-- Begin --
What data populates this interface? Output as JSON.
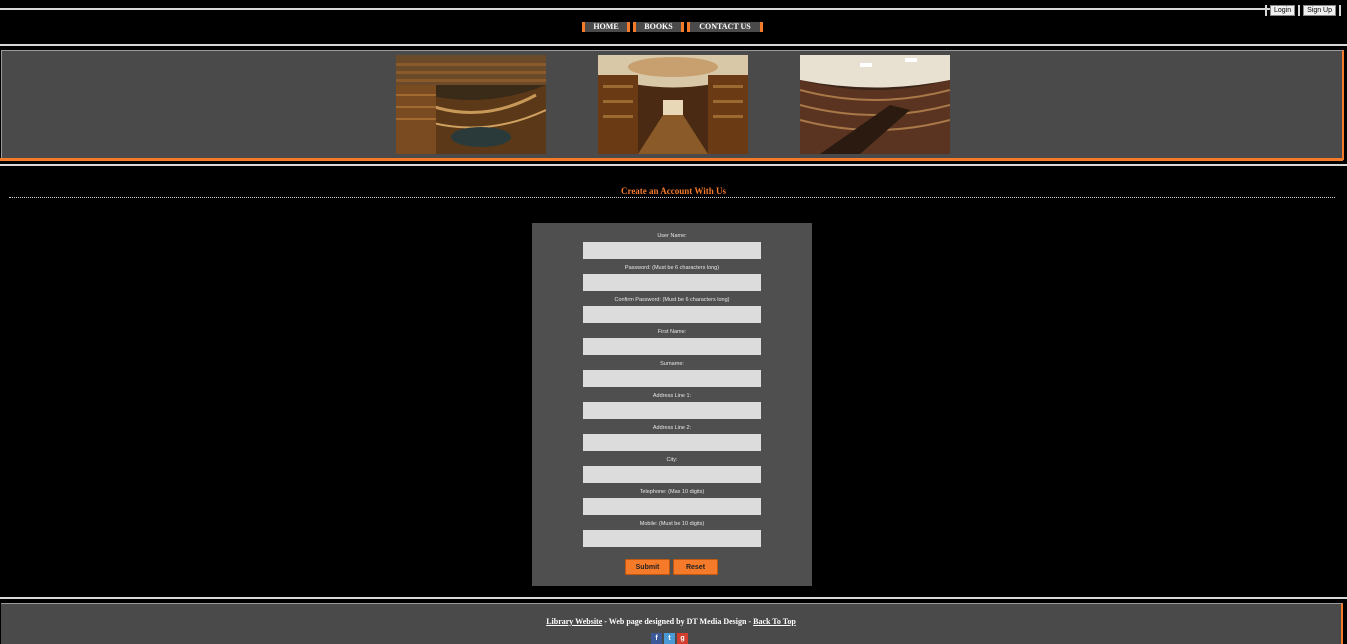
{
  "auth": {
    "login": "Login",
    "signup": "Sign Up"
  },
  "nav": {
    "home": "HOME",
    "books": "BOOKS",
    "contact": "CONTACT US"
  },
  "heading": "Create an Account With Us",
  "form": {
    "fields": [
      {
        "label": "User Name:"
      },
      {
        "label": "Password: (Must be 6 characters long)"
      },
      {
        "label": "Confirm Password: (Must be 6 characters long)"
      },
      {
        "label": "First Name:"
      },
      {
        "label": "Surname:"
      },
      {
        "label": "Address Line 1:"
      },
      {
        "label": "Address Line 2:"
      },
      {
        "label": "City:"
      },
      {
        "label": "Telephone: (Max 10 digits)"
      },
      {
        "label": "Mobile: (Must be 10 digits)"
      }
    ],
    "submit": "Submit",
    "reset": "Reset"
  },
  "footer": {
    "site_link": "Library Website",
    "middle": " - Web page designed by DT Media Design - ",
    "top_link": "Back To Top"
  },
  "social": [
    "facebook-icon",
    "twitter-icon",
    "google-plus-icon"
  ],
  "colors": {
    "accent": "#f57a2a",
    "panel": "#4a4a4a",
    "background": "#000000"
  }
}
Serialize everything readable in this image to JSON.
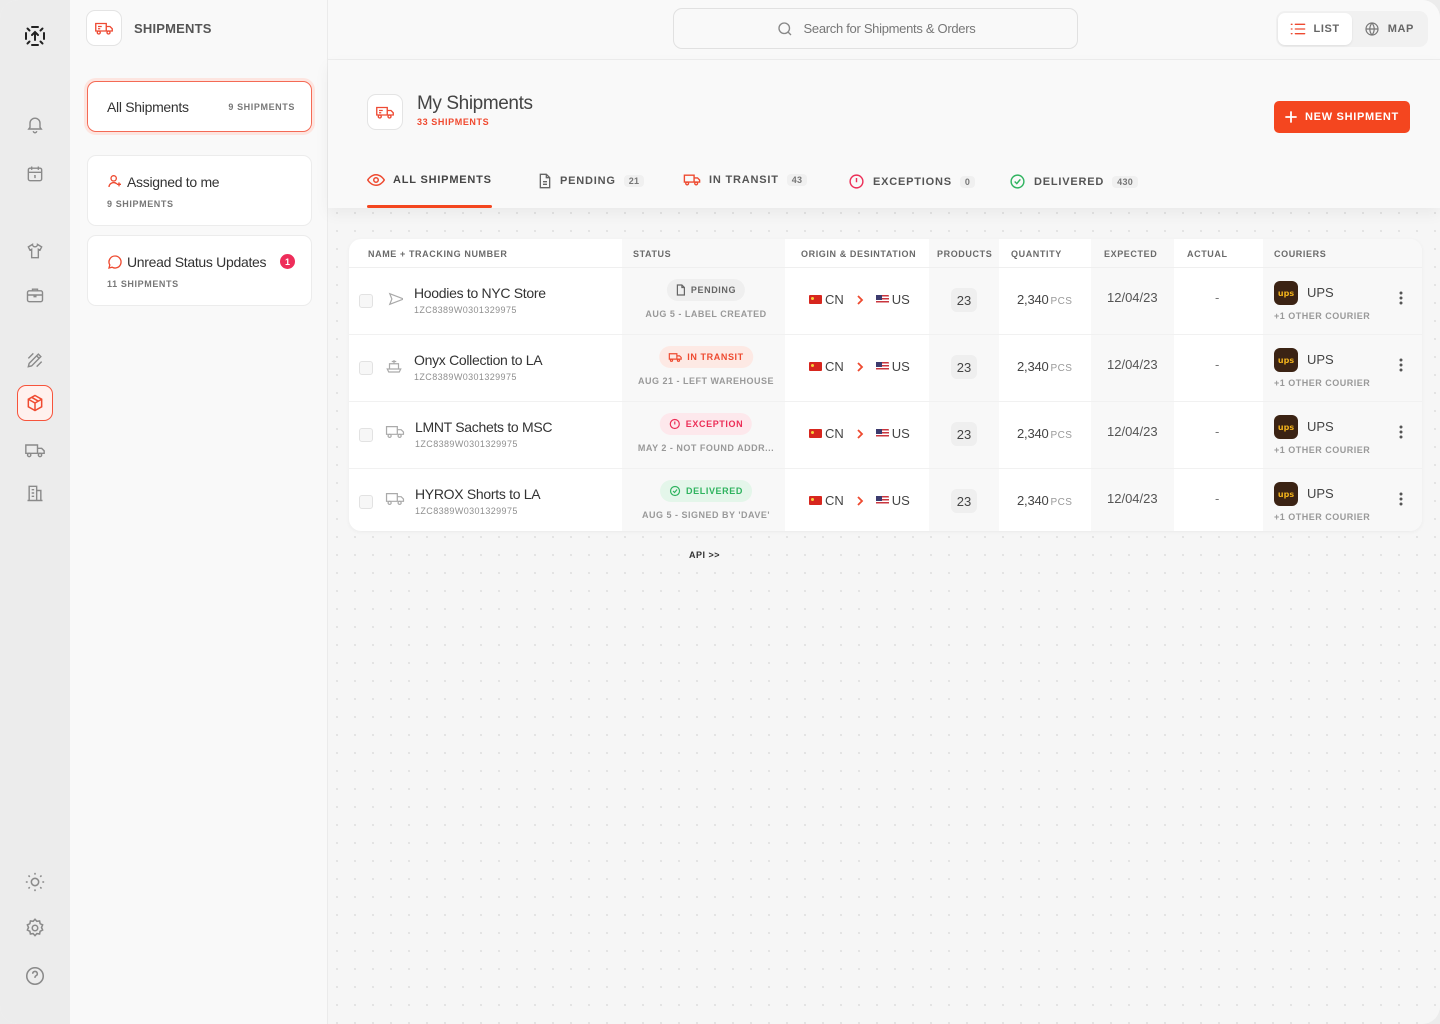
{
  "app": {
    "section_title": "SHIPMENTS",
    "search_placeholder": "Search for Shipments & Orders",
    "view_toggle": {
      "list": "LIST",
      "map": "MAP"
    }
  },
  "sidebar": {
    "cards": [
      {
        "title": "All Shipments",
        "sub": "9 SHIPMENTS"
      },
      {
        "title": "Assigned to me",
        "sub": "9 SHIPMENTS"
      },
      {
        "title": "Unread Status Updates",
        "sub": "11 SHIPMENTS",
        "badge": "1"
      }
    ]
  },
  "main": {
    "title": "My Shipments",
    "subtitle": "33 SHIPMENTS",
    "new_button": "NEW SHIPMENT",
    "tabs": [
      {
        "label": "ALL SHIPMENTS",
        "count": ""
      },
      {
        "label": "PENDING",
        "count": "21"
      },
      {
        "label": "IN TRANSIT",
        "count": "43"
      },
      {
        "label": "EXCEPTIONS",
        "count": "0"
      },
      {
        "label": "DELIVERED",
        "count": "430"
      }
    ],
    "table": {
      "headers": {
        "name": "NAME + TRACKING NUMBER",
        "status": "STATUS",
        "route": "ORIGIN & DESINTATION",
        "products": "PRODUCTS",
        "quantity": "QUANTITY",
        "expected": "EXPECTED",
        "actual": "ACTUAL",
        "couriers": "COURIERS"
      },
      "rows": [
        {
          "name": "Hoodies to NYC Store",
          "tracking": "1ZC8389W0301329975",
          "status": "PENDING",
          "status_sub": "AUG 5 - LABEL CREATED",
          "origin": "CN",
          "destination": "US",
          "products": "23",
          "quantity": "2,340",
          "unit": "PCS",
          "expected": "12/04/23",
          "actual": "-",
          "courier": "UPS",
          "courier_sub": "+1 OTHER COURIER"
        },
        {
          "name": "Onyx Collection to LA",
          "tracking": "1ZC8389W0301329975",
          "status": "IN TRANSIT",
          "status_sub": "AUG 21 - LEFT WAREHOUSE",
          "origin": "CN",
          "destination": "US",
          "products": "23",
          "quantity": "2,340",
          "unit": "PCS",
          "expected": "12/04/23",
          "actual": "-",
          "courier": "UPS",
          "courier_sub": "+1 OTHER COURIER"
        },
        {
          "name": "LMNT Sachets to MSC",
          "tracking": "1ZC8389W0301329975",
          "status": "EXCEPTION",
          "status_sub": "MAY 2 - NOT FOUND ADDR...",
          "origin": "CN",
          "destination": "US",
          "products": "23",
          "quantity": "2,340",
          "unit": "PCS",
          "expected": "12/04/23",
          "actual": "-",
          "courier": "UPS",
          "courier_sub": "+1 OTHER COURIER"
        },
        {
          "name": "HYROX Shorts to LA",
          "tracking": "1ZC8389W0301329975",
          "status": "DELIVERED",
          "status_sub": "AUG 5 - SIGNED BY 'DAVE'",
          "origin": "CN",
          "destination": "US",
          "products": "23",
          "quantity": "2,340",
          "unit": "PCS",
          "expected": "12/04/23",
          "actual": "-",
          "courier": "UPS",
          "courier_sub": "+1 OTHER COURIER"
        }
      ]
    },
    "api_link": "API >>",
    "ups_logo_text": "ups"
  },
  "colors": {
    "accent": "#f4461f",
    "exception": "#ec2e57",
    "delivered": "#2fb35f"
  }
}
-- End --
Task details
Reproduce every record above exactly, omitting the pictures.

Final answer
What data populates this interface? Output as JSON.
{
  "auth": {
    "login": "Login",
    "signup": "Sign Up"
  },
  "nav": {
    "home": "HOME",
    "books": "BOOKS",
    "contact": "CONTACT US"
  },
  "heading": "Create an Account With Us",
  "form": {
    "fields": [
      {
        "label": "User Name:"
      },
      {
        "label": "Password: (Must be 6 characters long)"
      },
      {
        "label": "Confirm Password: (Must be 6 characters long)"
      },
      {
        "label": "First Name:"
      },
      {
        "label": "Surname:"
      },
      {
        "label": "Address Line 1:"
      },
      {
        "label": "Address Line 2:"
      },
      {
        "label": "City:"
      },
      {
        "label": "Telephone: (Max 10 digits)"
      },
      {
        "label": "Mobile: (Must be 10 digits)"
      }
    ],
    "submit": "Submit",
    "reset": "Reset"
  },
  "footer": {
    "site_link": "Library Website",
    "middle": " - Web page designed by DT Media Design - ",
    "top_link": "Back To Top"
  },
  "social": [
    "facebook-icon",
    "twitter-icon",
    "google-plus-icon"
  ],
  "colors": {
    "accent": "#f57a2a",
    "panel": "#4a4a4a",
    "background": "#000000"
  }
}
Serialize everything readable in this image to JSON.
{
  "app": {
    "section_title": "SHIPMENTS",
    "search_placeholder": "Search for Shipments & Orders",
    "view_toggle": {
      "list": "LIST",
      "map": "MAP"
    }
  },
  "sidebar": {
    "cards": [
      {
        "title": "All Shipments",
        "sub": "9 SHIPMENTS"
      },
      {
        "title": "Assigned to me",
        "sub": "9 SHIPMENTS"
      },
      {
        "title": "Unread Status Updates",
        "sub": "11 SHIPMENTS",
        "badge": "1"
      }
    ]
  },
  "main": {
    "title": "My Shipments",
    "subtitle": "33 SHIPMENTS",
    "new_button": "NEW SHIPMENT",
    "tabs": [
      {
        "label": "ALL SHIPMENTS",
        "count": ""
      },
      {
        "label": "PENDING",
        "count": "21"
      },
      {
        "label": "IN TRANSIT",
        "count": "43"
      },
      {
        "label": "EXCEPTIONS",
        "count": "0"
      },
      {
        "label": "DELIVERED",
        "count": "430"
      }
    ],
    "table": {
      "headers": {
        "name": "NAME + TRACKING NUMBER",
        "status": "STATUS",
        "route": "ORIGIN & DESINTATION",
        "products": "PRODUCTS",
        "quantity": "QUANTITY",
        "expected": "EXPECTED",
        "actual": "ACTUAL",
        "couriers": "COURIERS"
      },
      "rows": [
        {
          "name": "Hoodies to NYC Store",
          "tracking": "1ZC8389W0301329975",
          "status": "PENDING",
          "status_sub": "AUG 5 - LABEL CREATED",
          "origin": "CN",
          "destination": "US",
          "products": "23",
          "quantity": "2,340",
          "unit": "PCS",
          "expected": "12/04/23",
          "actual": "-",
          "courier": "UPS",
          "courier_sub": "+1 OTHER COURIER"
        },
        {
          "name": "Onyx Collection to LA",
          "tracking": "1ZC8389W0301329975",
          "status": "IN TRANSIT",
          "status_sub": "AUG 21 - LEFT WAREHOUSE",
          "origin": "CN",
          "destination": "US",
          "products": "23",
          "quantity": "2,340",
          "unit": "PCS",
          "expected": "12/04/23",
          "actual": "-",
          "courier": "UPS",
          "courier_sub": "+1 OTHER COURIER"
        },
        {
          "name": "LMNT Sachets to MSC",
          "tracking": "1ZC8389W0301329975",
          "status": "EXCEPTION",
          "status_sub": "MAY 2 - NOT FOUND ADDR...",
          "origin": "CN",
          "destination": "US",
          "products": "23",
          "quantity": "2,340",
          "unit": "PCS",
          "expected": "12/04/23",
          "actual": "-",
          "courier": "UPS",
          "courier_sub": "+1 OTHER COURIER"
        },
        {
          "name": "HYROX Shorts to LA",
          "tracking": "1ZC8389W0301329975",
          "status": "DELIVERED",
          "status_sub": "AUG 5 - SIGNED BY 'DAVE'",
          "origin": "CN",
          "destination": "US",
          "products": "23",
          "quantity": "2,340",
          "unit": "PCS",
          "expected": "12/04/23",
          "actual": "-",
          "courier": "UPS",
          "courier_sub": "+1 OTHER COURIER"
        }
      ]
    },
    "api_link": "API >>",
    "ups_logo_text": "ups"
  },
  "colors": {
    "accent": "#f4461f",
    "exception": "#ec2e57",
    "delivered": "#2fb35f"
  }
}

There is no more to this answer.